What to work on:
Pull out every line with the word "this" from the entries below.

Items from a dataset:
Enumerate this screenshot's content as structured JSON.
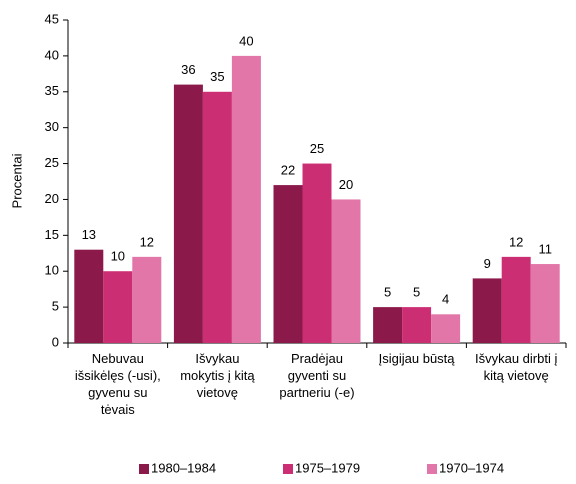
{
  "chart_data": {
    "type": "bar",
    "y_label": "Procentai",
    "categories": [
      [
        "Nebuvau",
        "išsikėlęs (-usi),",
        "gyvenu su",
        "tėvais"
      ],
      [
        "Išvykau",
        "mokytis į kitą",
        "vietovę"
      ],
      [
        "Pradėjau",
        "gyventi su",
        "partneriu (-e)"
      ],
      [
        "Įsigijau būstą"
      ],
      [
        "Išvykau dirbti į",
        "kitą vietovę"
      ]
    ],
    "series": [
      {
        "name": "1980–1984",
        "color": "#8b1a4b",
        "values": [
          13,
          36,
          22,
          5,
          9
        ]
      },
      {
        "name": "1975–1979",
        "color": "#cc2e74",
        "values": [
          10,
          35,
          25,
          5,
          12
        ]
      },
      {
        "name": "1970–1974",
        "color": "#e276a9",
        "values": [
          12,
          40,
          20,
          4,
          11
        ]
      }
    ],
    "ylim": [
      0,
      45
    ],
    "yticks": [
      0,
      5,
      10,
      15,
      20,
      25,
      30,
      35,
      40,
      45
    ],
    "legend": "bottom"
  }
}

==

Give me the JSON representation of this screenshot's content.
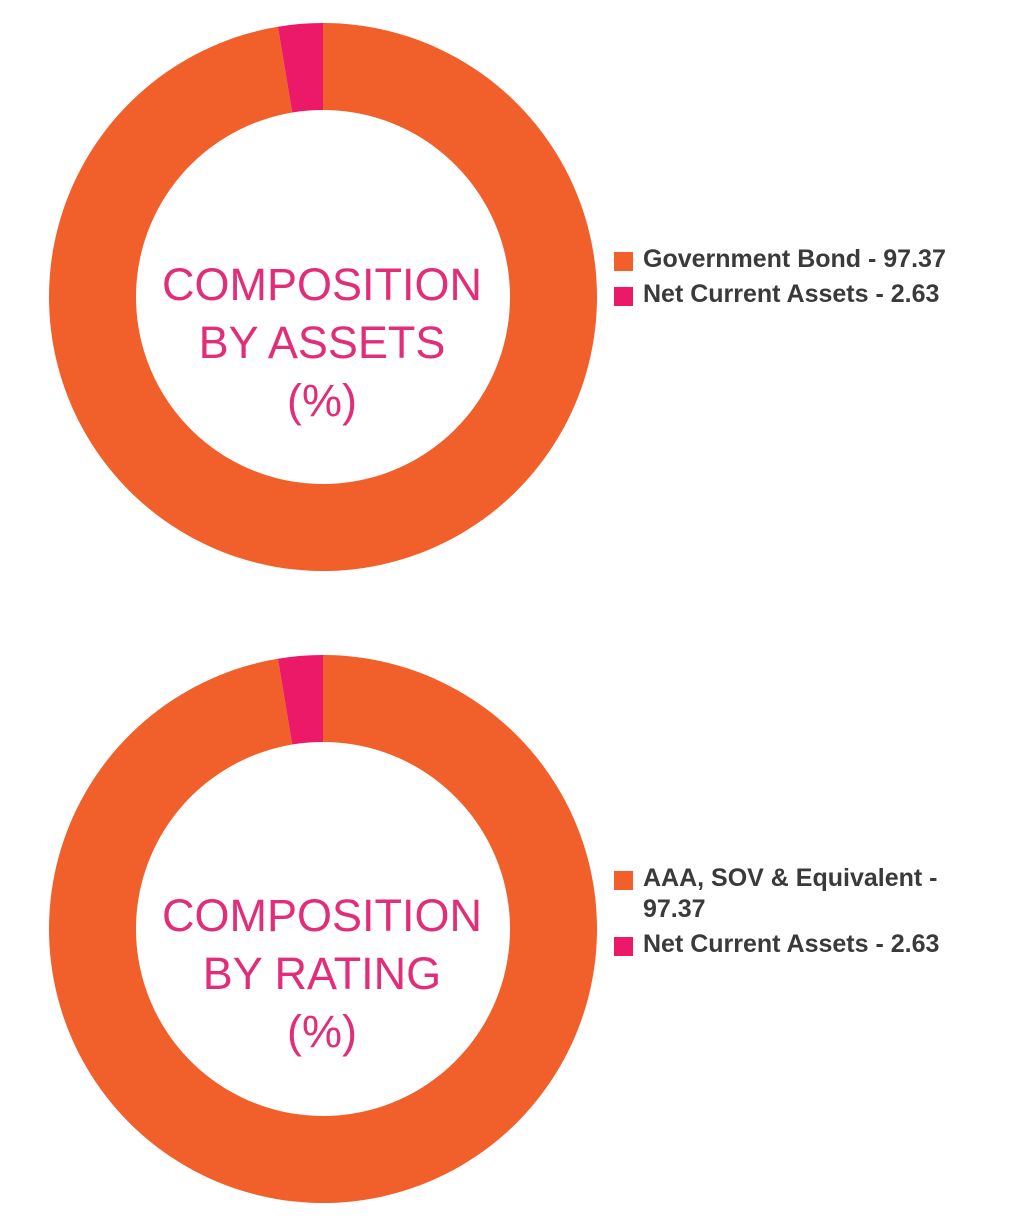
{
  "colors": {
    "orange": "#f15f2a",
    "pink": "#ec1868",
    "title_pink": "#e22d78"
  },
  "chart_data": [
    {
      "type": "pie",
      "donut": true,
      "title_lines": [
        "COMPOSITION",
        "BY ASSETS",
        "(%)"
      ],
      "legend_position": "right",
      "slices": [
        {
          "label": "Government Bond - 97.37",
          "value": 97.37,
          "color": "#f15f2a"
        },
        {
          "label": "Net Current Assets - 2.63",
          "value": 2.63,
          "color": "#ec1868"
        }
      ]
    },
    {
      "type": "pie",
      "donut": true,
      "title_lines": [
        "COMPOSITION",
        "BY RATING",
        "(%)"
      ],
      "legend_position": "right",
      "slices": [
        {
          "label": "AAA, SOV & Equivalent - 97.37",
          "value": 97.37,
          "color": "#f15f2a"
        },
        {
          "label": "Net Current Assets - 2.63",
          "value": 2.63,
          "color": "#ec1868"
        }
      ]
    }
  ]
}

Output below:
Enumerate this screenshot's content as structured JSON.
Give me the JSON representation of this screenshot's content.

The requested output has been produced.